Collected data entries:
***

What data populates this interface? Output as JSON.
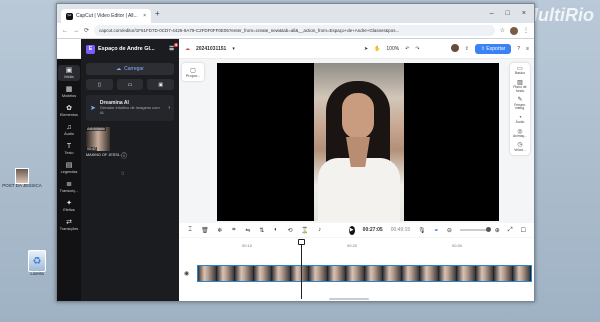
{
  "watermark": "MultiRio",
  "desktop": {
    "icons": [
      {
        "label": "POST DA JESSICA"
      },
      {
        "label": "Lixeira"
      }
    ]
  },
  "browser": {
    "tab_title": "CapCut | Video Editor | All...",
    "tab_favicon": "capcut-icon",
    "url": "capcut.com/editor/1F61FD7D-0CD7-4425-9A79-C2FDF0FF0E05?enter_from=create_new&tab=all&__action_from=Espaço+de+Andre+Glasner&pos..."
  },
  "app": {
    "project_name": "Espaço de Andre Gl...",
    "notification_count": "4",
    "file_name": "20241031151",
    "zoom": "100%",
    "export_label": "Exportar",
    "left_nav": [
      {
        "label": "Mídia",
        "icon": "media-icon"
      },
      {
        "label": "Modelos",
        "icon": "templates-icon"
      },
      {
        "label": "Elementos",
        "icon": "elements-icon"
      },
      {
        "label": "Áudio",
        "icon": "audio-icon"
      },
      {
        "label": "Texto",
        "icon": "text-icon"
      },
      {
        "label": "Legendas",
        "icon": "captions-icon"
      },
      {
        "label": "Transcriç...",
        "icon": "transcript-icon"
      },
      {
        "label": "Efeitos",
        "icon": "effects-icon"
      },
      {
        "label": "Transições",
        "icon": "transitions-icon"
      }
    ],
    "panel": {
      "upload_label": "Carregar",
      "dreamina_title": "Dreamina AI",
      "dreamina_desc": "Gerador intuitivo de imagens com IA",
      "clip_badge": "Adicionado",
      "clip_duration": "00:47",
      "clip_name": "MAKING OF JESSI..."
    },
    "proportion_label": "Propor...",
    "right_nav": [
      {
        "label": "Básico",
        "icon": "basic-icon"
      },
      {
        "label": "Plano de fundo",
        "icon": "background-icon"
      },
      {
        "label": "Ferram. intelig.",
        "icon": "smart-tools-icon"
      },
      {
        "label": "Áudio",
        "icon": "audio-icon"
      },
      {
        "label": "Animaç...",
        "icon": "animation-icon"
      },
      {
        "label": "Veloci...",
        "icon": "speed-icon"
      }
    ],
    "playback": {
      "current_time": "00:27:05",
      "total_time": "00:49:15"
    },
    "ruler_labels": [
      "00:10",
      "00:20",
      "00:30",
      "00:40"
    ],
    "timeline_frames": 18,
    "playhead_fraction": 0.31
  }
}
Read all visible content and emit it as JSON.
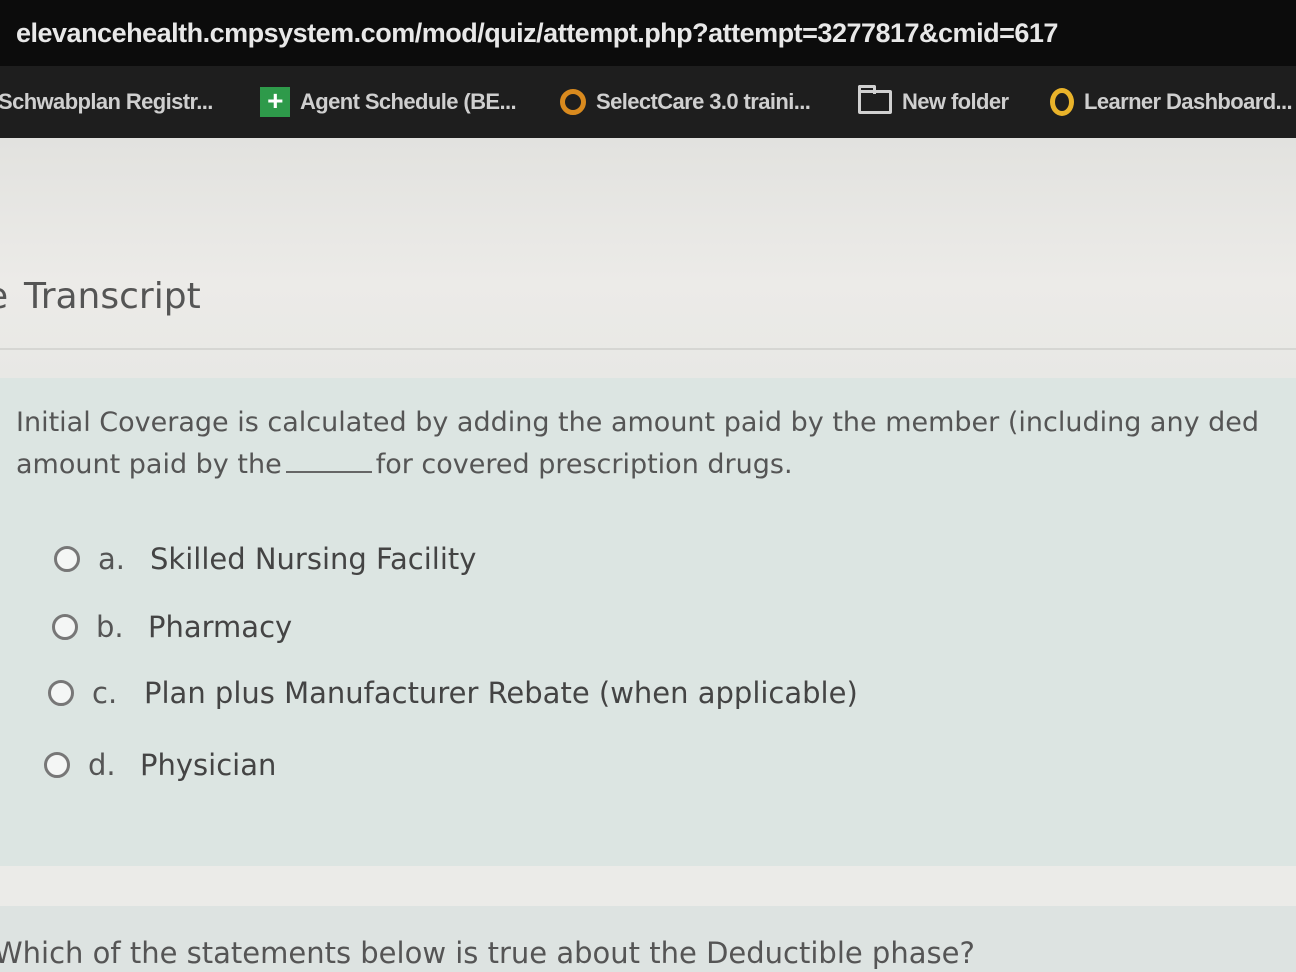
{
  "browser": {
    "url": "elevancehealth.cmpsystem.com/mod/quiz/attempt.php?attempt=3277817&cmid=617",
    "bookmarks": [
      {
        "label": "Schwabplan Registr...",
        "icon": "none"
      },
      {
        "label": "Agent Schedule (BE...",
        "icon": "green-plus-icon"
      },
      {
        "label": "SelectCare 3.0 traini...",
        "icon": "orange-ring-icon"
      },
      {
        "label": "New folder",
        "icon": "folder-icon"
      },
      {
        "label": "Learner Dashboard...",
        "icon": "yellow-ring-icon"
      }
    ]
  },
  "page": {
    "section_title": "Transcript",
    "question1": {
      "line1": "Initial Coverage is calculated by adding the amount paid by the member (including any ded",
      "line2_before": "amount paid by the",
      "line2_after": "for covered prescription drugs.",
      "options": [
        {
          "letter": "a.",
          "text": "Skilled Nursing Facility"
        },
        {
          "letter": "b.",
          "text": "Pharmacy"
        },
        {
          "letter": "c.",
          "text": "Plan plus Manufacturer Rebate (when applicable)"
        },
        {
          "letter": "d.",
          "text": "Physician"
        }
      ]
    },
    "question2": {
      "text": "Which of the statements below is true about the Deductible phase?"
    }
  },
  "colors": {
    "url_bar_bg": "#0c0c0c",
    "bookmarks_bg": "#1e1e1e",
    "question_bg": "#dce5e2",
    "agent_schedule_icon": "#2e9a4a",
    "selectcare_icon": "#d98a1e",
    "learner_icon": "#e9b32a"
  }
}
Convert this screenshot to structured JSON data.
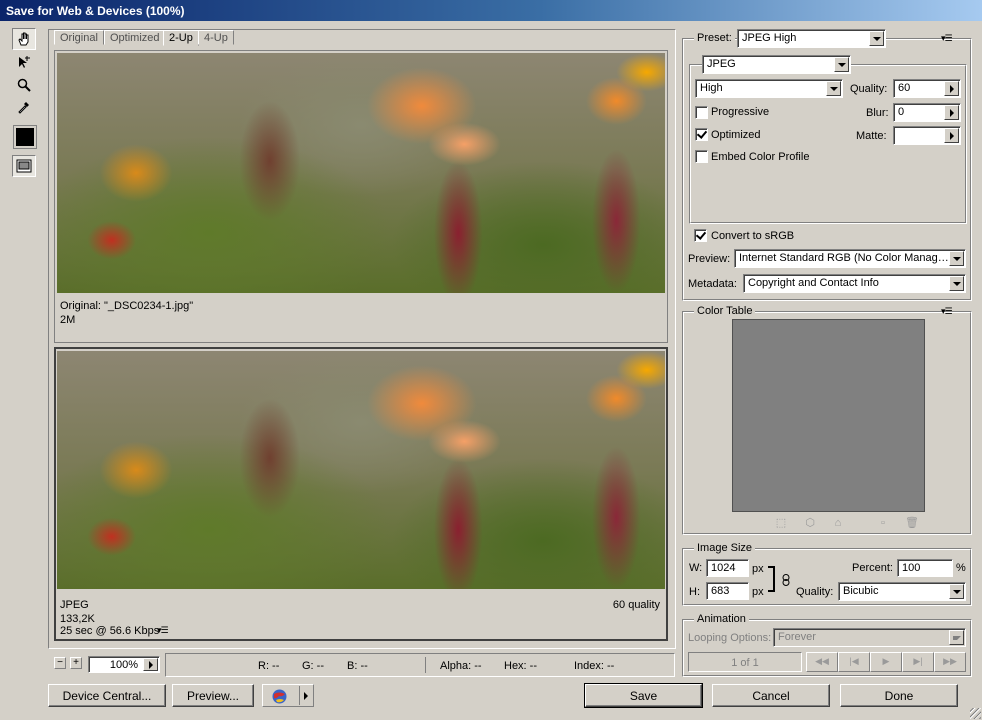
{
  "window": {
    "title": "Save for Web & Devices (100%)"
  },
  "tabs": [
    {
      "label": "Original"
    },
    {
      "label": "Optimized"
    },
    {
      "label": "2-Up"
    },
    {
      "label": "4-Up"
    }
  ],
  "original_panel": {
    "line1": "Original: \"_DSC0234-1.jpg\"",
    "line2": "2M"
  },
  "optimized_panel": {
    "format": "JPEG",
    "size": "133,2K",
    "download_time": "25 sec @ 56.6 Kbps",
    "quality_note": "60 quality"
  },
  "zoom": {
    "value": "100%"
  },
  "status": {
    "r": "R: --",
    "g": "G: --",
    "b": "B: --",
    "alpha": "Alpha: --",
    "hex": "Hex: --",
    "index": "Index: --"
  },
  "settings": {
    "preset_label": "Preset:",
    "preset_value": "JPEG High",
    "format_value": "JPEG",
    "compression_value": "High",
    "quality_label": "Quality:",
    "quality_value": "60",
    "blur_label": "Blur:",
    "blur_value": "0",
    "matte_label": "Matte:",
    "matte_value": "",
    "progressive_label": "Progressive",
    "progressive_checked": false,
    "optimized_label": "Optimized",
    "optimized_checked": true,
    "embed_label": "Embed Color Profile",
    "embed_checked": false,
    "srgb_label": "Convert to sRGB",
    "srgb_checked": true,
    "preview_label": "Preview:",
    "preview_value": "Internet Standard RGB (No Color Manag…",
    "metadata_label": "Metadata:",
    "metadata_value": "Copyright and Contact Info"
  },
  "color_table": {
    "title": "Color Table",
    "swatch_color": "#808080"
  },
  "image_size": {
    "title": "Image Size",
    "w_label": "W:",
    "w_value": "1024",
    "w_unit": "px",
    "h_label": "H:",
    "h_value": "683",
    "h_unit": "px",
    "percent_label": "Percent:",
    "percent_value": "100",
    "percent_unit": "%",
    "quality_label": "Quality:",
    "quality_value": "Bicubic"
  },
  "animation": {
    "title": "Animation",
    "looping_label": "Looping Options:",
    "looping_value": "Forever",
    "frame_counter": "1 of 1"
  },
  "buttons": {
    "device_central": "Device Central...",
    "preview": "Preview...",
    "save": "Save",
    "cancel": "Cancel",
    "done": "Done"
  }
}
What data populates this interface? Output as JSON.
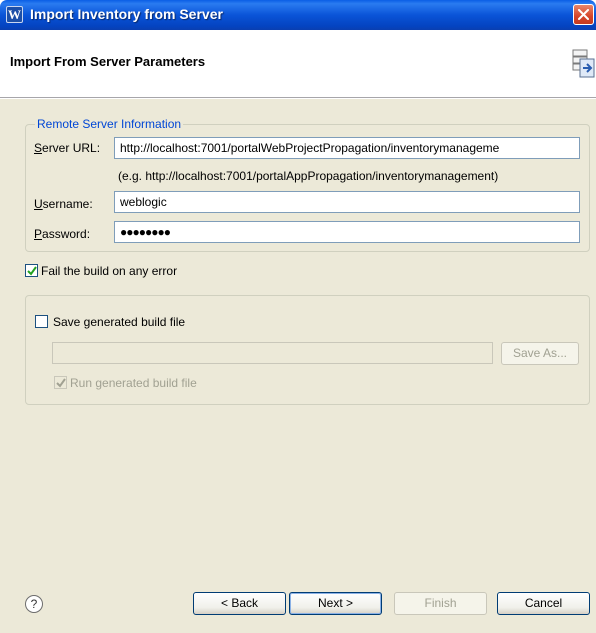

***

__Problem requirements__
Find each line in the records holding the string "false" and show it.

__Task answer__
    "progressive_checked": false,
    "embed_checked": false,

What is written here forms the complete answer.